Start EXERCISE MATERIAL

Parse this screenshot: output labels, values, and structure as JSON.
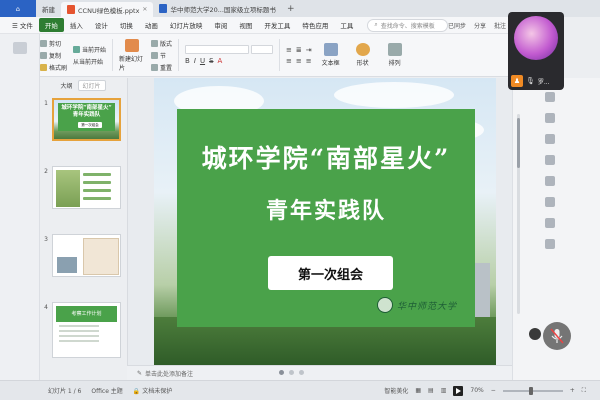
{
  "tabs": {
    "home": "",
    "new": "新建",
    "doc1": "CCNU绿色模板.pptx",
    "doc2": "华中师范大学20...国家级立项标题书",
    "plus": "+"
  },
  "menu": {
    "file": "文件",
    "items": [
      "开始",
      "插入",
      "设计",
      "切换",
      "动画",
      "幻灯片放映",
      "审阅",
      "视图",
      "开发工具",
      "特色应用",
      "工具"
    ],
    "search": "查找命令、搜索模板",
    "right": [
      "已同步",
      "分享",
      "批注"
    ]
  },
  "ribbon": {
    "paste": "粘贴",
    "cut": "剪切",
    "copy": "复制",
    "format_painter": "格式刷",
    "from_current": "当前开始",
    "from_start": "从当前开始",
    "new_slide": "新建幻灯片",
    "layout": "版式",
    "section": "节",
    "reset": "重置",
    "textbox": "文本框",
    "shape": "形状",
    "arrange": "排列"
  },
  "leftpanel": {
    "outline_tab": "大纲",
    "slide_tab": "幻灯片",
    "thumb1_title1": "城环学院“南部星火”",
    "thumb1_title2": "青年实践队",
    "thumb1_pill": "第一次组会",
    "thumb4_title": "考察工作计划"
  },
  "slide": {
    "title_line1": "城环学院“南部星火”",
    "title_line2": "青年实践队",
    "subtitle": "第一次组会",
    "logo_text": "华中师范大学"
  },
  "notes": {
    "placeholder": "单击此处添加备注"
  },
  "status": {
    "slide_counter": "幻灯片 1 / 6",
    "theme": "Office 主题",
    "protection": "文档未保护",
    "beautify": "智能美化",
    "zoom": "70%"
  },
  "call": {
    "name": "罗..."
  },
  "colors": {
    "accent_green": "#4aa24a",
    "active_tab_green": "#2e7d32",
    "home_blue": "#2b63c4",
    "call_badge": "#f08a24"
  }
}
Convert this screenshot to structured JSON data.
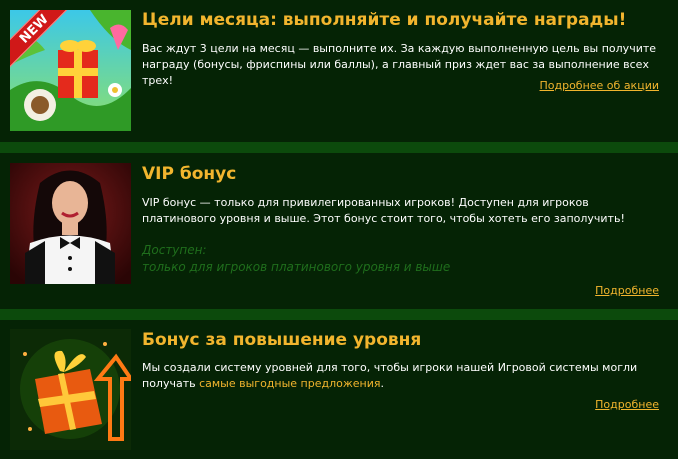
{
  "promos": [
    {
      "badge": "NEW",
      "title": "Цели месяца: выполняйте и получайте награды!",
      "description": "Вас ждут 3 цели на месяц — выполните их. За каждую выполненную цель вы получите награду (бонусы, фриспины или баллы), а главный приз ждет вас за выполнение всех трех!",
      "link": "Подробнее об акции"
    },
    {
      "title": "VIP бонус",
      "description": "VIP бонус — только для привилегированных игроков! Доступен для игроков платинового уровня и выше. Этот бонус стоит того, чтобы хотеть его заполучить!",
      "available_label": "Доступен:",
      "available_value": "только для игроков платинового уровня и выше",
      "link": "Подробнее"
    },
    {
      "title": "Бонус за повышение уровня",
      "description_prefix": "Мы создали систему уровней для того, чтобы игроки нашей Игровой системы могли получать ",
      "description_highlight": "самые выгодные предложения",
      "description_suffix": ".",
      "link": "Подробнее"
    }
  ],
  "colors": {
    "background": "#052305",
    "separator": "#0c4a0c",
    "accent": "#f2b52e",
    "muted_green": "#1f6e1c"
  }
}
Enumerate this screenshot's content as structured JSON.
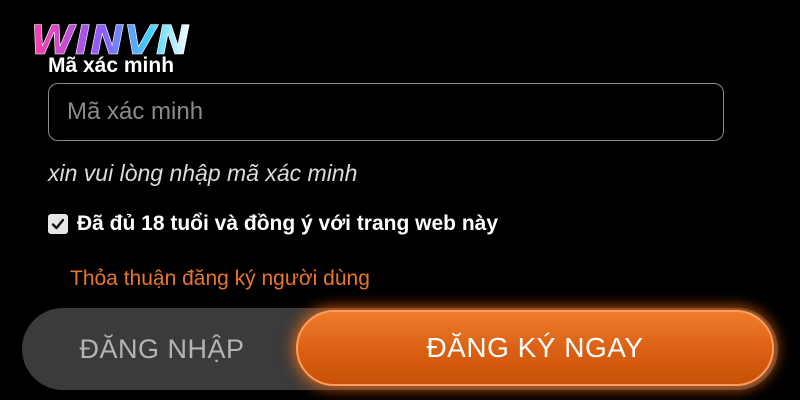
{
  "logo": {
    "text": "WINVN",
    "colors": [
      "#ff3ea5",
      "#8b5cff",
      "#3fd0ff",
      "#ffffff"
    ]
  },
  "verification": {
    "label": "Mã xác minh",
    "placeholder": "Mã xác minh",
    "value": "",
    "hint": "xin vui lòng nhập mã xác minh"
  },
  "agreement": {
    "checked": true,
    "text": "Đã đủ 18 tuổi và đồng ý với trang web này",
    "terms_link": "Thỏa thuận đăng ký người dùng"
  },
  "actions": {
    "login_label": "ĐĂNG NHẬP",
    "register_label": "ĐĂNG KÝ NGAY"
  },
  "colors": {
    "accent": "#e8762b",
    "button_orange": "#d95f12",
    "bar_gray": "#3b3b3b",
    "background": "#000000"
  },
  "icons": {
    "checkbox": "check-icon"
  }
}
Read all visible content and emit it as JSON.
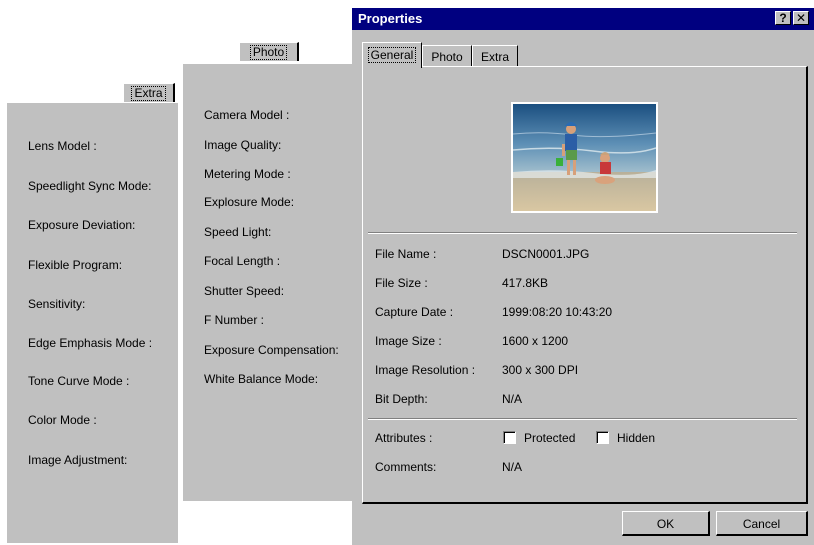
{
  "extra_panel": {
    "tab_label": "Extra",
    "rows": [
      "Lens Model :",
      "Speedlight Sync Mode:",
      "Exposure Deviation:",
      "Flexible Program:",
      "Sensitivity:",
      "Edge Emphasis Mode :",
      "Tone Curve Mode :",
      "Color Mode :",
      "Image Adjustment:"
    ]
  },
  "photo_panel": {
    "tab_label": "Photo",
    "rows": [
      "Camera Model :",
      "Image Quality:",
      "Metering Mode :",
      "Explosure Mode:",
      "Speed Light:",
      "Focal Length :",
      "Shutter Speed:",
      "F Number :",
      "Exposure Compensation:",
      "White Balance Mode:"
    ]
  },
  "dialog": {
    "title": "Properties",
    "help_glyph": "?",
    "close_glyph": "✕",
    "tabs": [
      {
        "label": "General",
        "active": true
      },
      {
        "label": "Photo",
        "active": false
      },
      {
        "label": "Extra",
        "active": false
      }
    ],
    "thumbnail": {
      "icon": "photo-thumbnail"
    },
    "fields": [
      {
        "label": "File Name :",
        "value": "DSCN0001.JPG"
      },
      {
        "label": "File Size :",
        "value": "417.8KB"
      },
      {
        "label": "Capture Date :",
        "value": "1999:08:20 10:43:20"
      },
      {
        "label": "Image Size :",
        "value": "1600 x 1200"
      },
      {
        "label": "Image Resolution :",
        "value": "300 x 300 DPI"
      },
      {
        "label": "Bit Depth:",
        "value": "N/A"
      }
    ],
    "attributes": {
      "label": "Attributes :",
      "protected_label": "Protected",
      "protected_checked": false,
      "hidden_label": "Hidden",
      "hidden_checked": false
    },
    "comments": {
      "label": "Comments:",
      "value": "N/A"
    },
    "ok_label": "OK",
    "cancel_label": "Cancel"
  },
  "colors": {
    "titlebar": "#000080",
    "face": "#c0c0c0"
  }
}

End EXERCISE MATERIAL
Start EXERCISE MATERIAL

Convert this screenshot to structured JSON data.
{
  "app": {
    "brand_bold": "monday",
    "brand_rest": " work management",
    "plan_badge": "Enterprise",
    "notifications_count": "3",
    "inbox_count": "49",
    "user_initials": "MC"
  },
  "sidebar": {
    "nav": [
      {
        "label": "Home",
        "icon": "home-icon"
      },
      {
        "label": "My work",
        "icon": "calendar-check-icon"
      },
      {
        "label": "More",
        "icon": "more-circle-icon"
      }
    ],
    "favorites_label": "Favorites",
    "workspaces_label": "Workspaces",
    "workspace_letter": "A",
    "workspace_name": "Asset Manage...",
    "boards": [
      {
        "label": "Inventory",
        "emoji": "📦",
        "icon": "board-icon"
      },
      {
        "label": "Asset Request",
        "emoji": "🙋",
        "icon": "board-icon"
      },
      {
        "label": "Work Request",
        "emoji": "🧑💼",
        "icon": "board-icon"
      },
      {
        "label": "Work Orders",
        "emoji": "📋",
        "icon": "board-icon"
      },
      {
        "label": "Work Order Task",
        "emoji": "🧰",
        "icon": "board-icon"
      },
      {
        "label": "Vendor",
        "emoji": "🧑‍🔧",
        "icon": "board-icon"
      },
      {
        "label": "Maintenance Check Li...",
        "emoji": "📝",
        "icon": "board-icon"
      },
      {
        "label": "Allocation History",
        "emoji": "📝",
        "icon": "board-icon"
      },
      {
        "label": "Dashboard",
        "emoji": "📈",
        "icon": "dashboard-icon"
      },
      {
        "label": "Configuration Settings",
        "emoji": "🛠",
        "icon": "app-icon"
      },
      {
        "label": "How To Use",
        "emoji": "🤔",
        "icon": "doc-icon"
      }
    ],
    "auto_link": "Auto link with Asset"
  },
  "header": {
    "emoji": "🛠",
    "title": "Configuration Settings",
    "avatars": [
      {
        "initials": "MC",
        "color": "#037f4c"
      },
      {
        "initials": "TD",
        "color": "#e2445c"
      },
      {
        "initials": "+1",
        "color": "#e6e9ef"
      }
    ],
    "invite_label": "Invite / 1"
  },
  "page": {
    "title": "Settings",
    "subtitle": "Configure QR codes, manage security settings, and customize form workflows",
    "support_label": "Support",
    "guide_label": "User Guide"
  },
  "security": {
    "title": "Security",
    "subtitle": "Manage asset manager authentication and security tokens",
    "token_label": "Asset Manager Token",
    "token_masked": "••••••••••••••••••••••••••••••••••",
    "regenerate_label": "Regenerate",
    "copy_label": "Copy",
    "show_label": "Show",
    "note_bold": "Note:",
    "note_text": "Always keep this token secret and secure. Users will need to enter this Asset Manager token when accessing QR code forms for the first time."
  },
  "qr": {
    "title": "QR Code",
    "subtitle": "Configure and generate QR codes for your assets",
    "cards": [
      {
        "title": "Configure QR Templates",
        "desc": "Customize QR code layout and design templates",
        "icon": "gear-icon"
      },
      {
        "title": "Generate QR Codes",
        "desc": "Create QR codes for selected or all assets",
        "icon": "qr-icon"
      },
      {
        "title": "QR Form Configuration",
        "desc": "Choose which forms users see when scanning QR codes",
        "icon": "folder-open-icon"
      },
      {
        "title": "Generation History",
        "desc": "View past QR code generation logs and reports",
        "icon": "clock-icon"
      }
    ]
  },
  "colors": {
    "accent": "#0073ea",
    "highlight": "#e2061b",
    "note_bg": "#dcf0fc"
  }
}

End EXERCISE MATERIAL

_GOAL_:
Return all the lines that contain the string "Configuration".

_SOLUTION TO THIS EXERCISE_:
        "label": "Configuration Settings",
    "title": "Configuration Settings",
        "title": "QR Form Configuration",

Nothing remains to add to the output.